Source:
During my last years as a youth at Fiver, I helped out in the main office and acted as a co-counselor to a group of pre-teen girls. The impact from that work has stayed with me since. Throughout college, the office and social skills I learned at Fiver helped me succeed in organization and productivity.

The best part of my experience with Fiver has been being able to work with youth from a young age myself.

Being a co-counselor resonated with me because it gave me a shot to demonstrate the responsibility and maturity that I knew I had to adults and young people in my life.

My first group for the first session were girls going into their last year of LEARN and going into TAP, or middle school. They showed me that despite the many differences that they had, they were mature enough (even at the age of 10 or 11) to settle their disputes amongst themselves, and I had forgotten that I was once myself was there. I shared many life-changing memories with them, not just for me but for them as well. They even signed my high school yearbook which I shared with them and they were so excited that they couldn’t wait for high school and their senior year to come. Shockingly now, the years have passed and they have come to their last year in high school. I often see them in the office when they come in for college help, and I continue to offer my help when I can.

I am glad that I was part of that exposure that has led them to where they are now.

Available data:
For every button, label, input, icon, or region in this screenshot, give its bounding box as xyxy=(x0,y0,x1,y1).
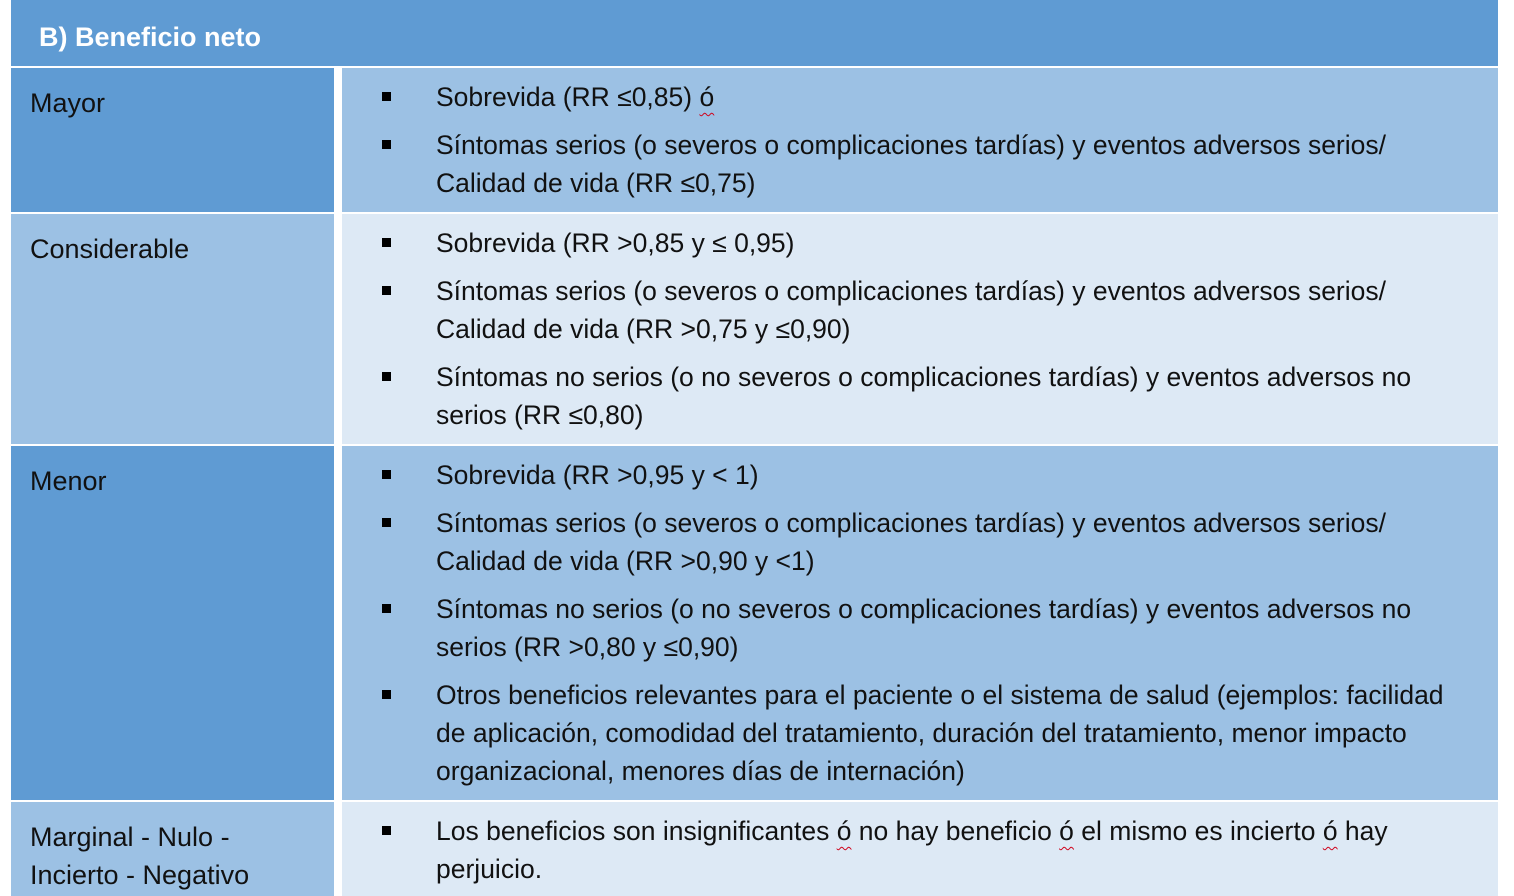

Stated task 1:
Rewrite the stretch of the Fiver reflection from "During my last" through "young age myself.", swapping in "assistant counselor" for "co-counselor".
Stated task 2:
Continue the reflection on volunteering at Fiver, picking up after its final sentence.

Task result 1:
During my last years as a youth at Fiver, I helped out in the main office and acted as a assistant counselor to a group of pre-teen girls. The impact from that work has stayed with me since. Throughout college, the office and social skills I learned at Fiver helped me succeed in organization and productivity.

The best part of my experience with Fiver has been being able to work with youth from a young age myself.

Task result 2:
My second group of campers were also campers in the LEARN program, and now they are in their first year of SERVE. It was impactful to see them go on a wilderness trip and open up about worries and challenges getting through the next step to high school and in life. I am glad that they were curious to see what life has to offer them and eager to be prepared for the world that is presented to them. One of our most memorable talks we had around puberty and sexual health. They wanted to know how to be safe during intercourse and also about STIs and other sexual issues. Despite not being a health teacher, I was able to offer a few resources I had through my connections and Fiver to answer their questions. Regardless, I was grateful that they have reached out to me instead of being unaware. I became a role model to both groups of girls and countless other campers and that continue to impress me as they grow older. When even the youngest campers who are 8 years old run into me now and get so happy to see one of their counselors from the summer, I know that not only have I made an impact but I have given them someone that they can rely on. They have given me a desire to continue working and reproduce that impact among other campers and youth.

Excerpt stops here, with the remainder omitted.